Information provided START

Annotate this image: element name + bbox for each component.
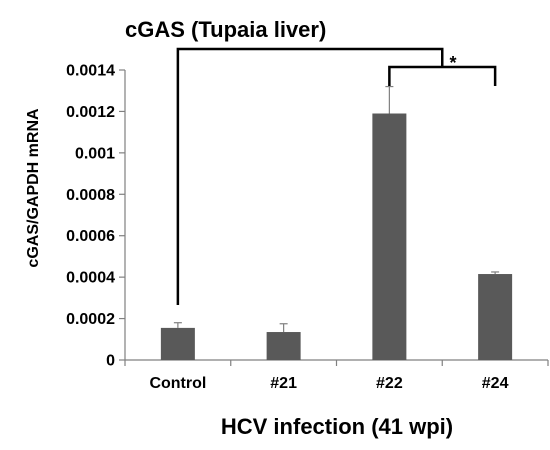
y-axis-label-group: cGAS/GAPDH mRNA xyxy=(25,108,42,268)
bar-n21 xyxy=(266,332,301,360)
x-ticks: Control #21 #22 #24 xyxy=(124,360,549,392)
bar-control xyxy=(160,327,195,360)
y-tick-label: 0.0008 xyxy=(66,187,115,204)
y-tick-label: 0 xyxy=(106,353,115,370)
y-tick-label: 0.0012 xyxy=(66,104,115,121)
bar-n24 xyxy=(478,274,513,360)
y-ticks: 0 0.0002 0.0004 0.0006 0.0008 0.001 0.0012 0.00… xyxy=(66,63,125,370)
y-tick-label: 0.0002 xyxy=(66,311,115,328)
y-tick-label: 0.0006 xyxy=(66,228,115,245)
y-tick-label: 0.0014 xyxy=(66,63,115,80)
y-tick-label: 0.001 xyxy=(75,145,115,162)
x-tick-label: Control xyxy=(149,375,206,392)
x-axis-label: HCV infection (41 wpi) xyxy=(221,414,453,439)
error-bars xyxy=(173,85,500,333)
significance-star: * xyxy=(449,53,456,73)
bracket-infected xyxy=(388,65,497,86)
chart-title: cGAS (Tupaia liver) xyxy=(125,17,326,42)
x-tick-label: #24 xyxy=(482,375,509,392)
significance-bracket: * xyxy=(176,47,497,305)
bar-n22 xyxy=(372,113,407,360)
y-tick-label: 0.0004 xyxy=(66,270,115,287)
y-axis-label: cGAS/GAPDH mRNA xyxy=(25,108,42,268)
bracket-control xyxy=(176,47,444,305)
x-tick-label: #21 xyxy=(270,375,297,392)
x-tick-label: #22 xyxy=(376,375,403,392)
bars xyxy=(160,113,513,360)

Information provided END

Each line above should be returned exactly as written, apart from any pictures.

Annotate this image: element name + bbox for each component.
y-axis-label-group: cGAS/GAPDH mRNA xyxy=(25,108,42,268)
bar-n21 xyxy=(266,332,301,360)
x-ticks: Control #21 #22 #24 xyxy=(124,360,549,392)
bar-control xyxy=(160,327,195,360)
y-tick-label: 0.0008 xyxy=(66,187,115,204)
y-tick-label: 0 xyxy=(106,353,115,370)
y-tick-label: 0.0012 xyxy=(66,104,115,121)
bar-n24 xyxy=(478,274,513,360)
y-ticks: 0 0.0002 0.0004 0.0006 0.0008 0.001 0.0012 0.00… xyxy=(66,63,125,370)
y-tick-label: 0.0002 xyxy=(66,311,115,328)
y-tick-label: 0.0006 xyxy=(66,228,115,245)
y-tick-label: 0.0014 xyxy=(66,63,115,80)
y-tick-label: 0.001 xyxy=(75,145,115,162)
x-tick-label: Control xyxy=(149,375,206,392)
x-axis-label: HCV infection (41 wpi) xyxy=(221,414,453,439)
error-bars xyxy=(173,85,500,333)
significance-star: * xyxy=(449,53,456,73)
bracket-infected xyxy=(388,65,497,86)
chart-title: cGAS (Tupaia liver) xyxy=(125,17,326,42)
x-tick-label: #24 xyxy=(482,375,509,392)
significance-bracket: * xyxy=(176,47,497,305)
bar-n22 xyxy=(372,113,407,360)
y-tick-label: 0.0004 xyxy=(66,270,115,287)
y-axis-label: cGAS/GAPDH mRNA xyxy=(25,108,42,268)
bracket-control xyxy=(176,47,444,305)
x-tick-label: #21 xyxy=(270,375,297,392)
x-tick-label: #22 xyxy=(376,375,403,392)
bars xyxy=(160,113,513,360)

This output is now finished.